### Required task
The records are to be restated in their entirety, word for word.

>> start

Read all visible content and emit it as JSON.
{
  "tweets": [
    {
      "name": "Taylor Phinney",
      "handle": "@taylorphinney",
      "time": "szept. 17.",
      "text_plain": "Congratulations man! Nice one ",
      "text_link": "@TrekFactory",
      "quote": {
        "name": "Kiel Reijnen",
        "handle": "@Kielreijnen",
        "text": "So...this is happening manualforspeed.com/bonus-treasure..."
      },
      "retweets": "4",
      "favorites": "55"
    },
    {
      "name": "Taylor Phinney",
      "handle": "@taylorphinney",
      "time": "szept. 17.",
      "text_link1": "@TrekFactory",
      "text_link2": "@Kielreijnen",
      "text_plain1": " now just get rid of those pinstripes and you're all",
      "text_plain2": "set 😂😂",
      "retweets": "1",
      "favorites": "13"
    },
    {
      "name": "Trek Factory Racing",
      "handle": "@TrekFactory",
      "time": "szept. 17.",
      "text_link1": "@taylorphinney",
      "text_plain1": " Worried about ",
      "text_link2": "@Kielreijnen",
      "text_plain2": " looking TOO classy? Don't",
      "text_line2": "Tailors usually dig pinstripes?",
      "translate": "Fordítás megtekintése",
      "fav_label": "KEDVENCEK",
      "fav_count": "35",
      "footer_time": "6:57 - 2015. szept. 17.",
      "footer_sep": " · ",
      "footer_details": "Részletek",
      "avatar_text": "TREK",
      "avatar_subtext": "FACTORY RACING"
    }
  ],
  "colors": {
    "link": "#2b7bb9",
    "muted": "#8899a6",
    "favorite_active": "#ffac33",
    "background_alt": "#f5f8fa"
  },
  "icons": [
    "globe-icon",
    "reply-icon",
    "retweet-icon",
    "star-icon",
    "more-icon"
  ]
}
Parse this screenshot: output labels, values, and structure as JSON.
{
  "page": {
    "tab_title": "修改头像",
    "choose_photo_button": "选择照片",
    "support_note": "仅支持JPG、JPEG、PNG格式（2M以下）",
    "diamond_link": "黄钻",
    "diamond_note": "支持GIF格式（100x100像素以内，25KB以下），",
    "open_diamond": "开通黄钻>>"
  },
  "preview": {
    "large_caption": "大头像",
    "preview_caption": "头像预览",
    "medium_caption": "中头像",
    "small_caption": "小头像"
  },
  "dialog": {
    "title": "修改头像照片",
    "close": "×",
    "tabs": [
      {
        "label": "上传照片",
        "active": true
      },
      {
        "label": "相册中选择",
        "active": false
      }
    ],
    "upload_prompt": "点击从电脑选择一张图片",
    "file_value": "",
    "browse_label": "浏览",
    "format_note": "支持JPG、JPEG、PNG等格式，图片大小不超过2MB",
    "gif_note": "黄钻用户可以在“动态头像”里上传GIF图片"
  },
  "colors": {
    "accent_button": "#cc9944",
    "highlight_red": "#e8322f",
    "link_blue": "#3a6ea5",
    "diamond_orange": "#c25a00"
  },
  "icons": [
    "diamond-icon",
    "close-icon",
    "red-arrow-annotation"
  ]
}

>> end

### Reply
Read all visible content and emit it as JSON.
{
  "tweets": [
    {
      "name": "Taylor Phinney",
      "handle": "@taylorphinney",
      "time": "szept. 17.",
      "text_plain": "Congratulations man! Nice one ",
      "text_link": "@TrekFactory",
      "quote": {
        "name": "Kiel Reijnen",
        "handle": "@Kielreijnen",
        "text": "So...this is happening manualforspeed.com/bonus-treasure..."
      },
      "retweets": "4",
      "favorites": "55"
    },
    {
      "name": "Taylor Phinney",
      "handle": "@taylorphinney",
      "time": "szept. 17.",
      "text_link1": "@TrekFactory",
      "text_link2": "@Kielreijnen",
      "text_plain1": " now just get rid of those pinstripes and you're all",
      "text_plain2": "set 😂😂",
      "retweets": "1",
      "favorites": "13"
    },
    {
      "name": "Trek Factory Racing",
      "handle": "@TrekFactory",
      "time": "szept. 17.",
      "text_link1": "@taylorphinney",
      "text_plain1": " Worried about ",
      "text_link2": "@Kielreijnen",
      "text_plain2": " looking TOO classy? Don't",
      "text_line2": "Tailors usually dig pinstripes?",
      "translate": "Fordítás megtekintése",
      "fav_label": "KEDVENCEK",
      "fav_count": "35",
      "footer_time": "6:57 - 2015. szept. 17.",
      "footer_sep": " · ",
      "footer_details": "Részletek",
      "avatar_text": "TREK",
      "avatar_subtext": "FACTORY RACING"
    }
  ],
  "colors": {
    "link": "#2b7bb9",
    "muted": "#8899a6",
    "favorite_active": "#ffac33",
    "background_alt": "#f5f8fa"
  },
  "icons": [
    "globe-icon",
    "reply-icon",
    "retweet-icon",
    "star-icon",
    "more-icon"
  ]
}
Parse this screenshot: output labels, values, and structure as JSON.
{
  "page": {
    "tab_title": "修改头像",
    "choose_photo_button": "选择照片",
    "support_note": "仅支持JPG、JPEG、PNG格式（2M以下）",
    "diamond_link": "黄钻",
    "diamond_note": "支持GIF格式（100x100像素以内，25KB以下），",
    "open_diamond": "开通黄钻>>"
  },
  "preview": {
    "large_caption": "大头像",
    "preview_caption": "头像预览",
    "medium_caption": "中头像",
    "small_caption": "小头像"
  },
  "dialog": {
    "title": "修改头像照片",
    "close": "×",
    "tabs": [
      {
        "label": "上传照片",
        "active": true
      },
      {
        "label": "相册中选择",
        "active": false
      }
    ],
    "upload_prompt": "点击从电脑选择一张图片",
    "file_value": "",
    "browse_label": "浏览",
    "format_note": "支持JPG、JPEG、PNG等格式，图片大小不超过2MB",
    "gif_note": "黄钻用户可以在“动态头像”里上传GIF图片"
  },
  "colors": {
    "accent_button": "#cc9944",
    "highlight_red": "#e8322f",
    "link_blue": "#3a6ea5",
    "diamond_orange": "#c25a00"
  },
  "icons": [
    "diamond-icon",
    "close-icon",
    "red-arrow-annotation"
  ]
}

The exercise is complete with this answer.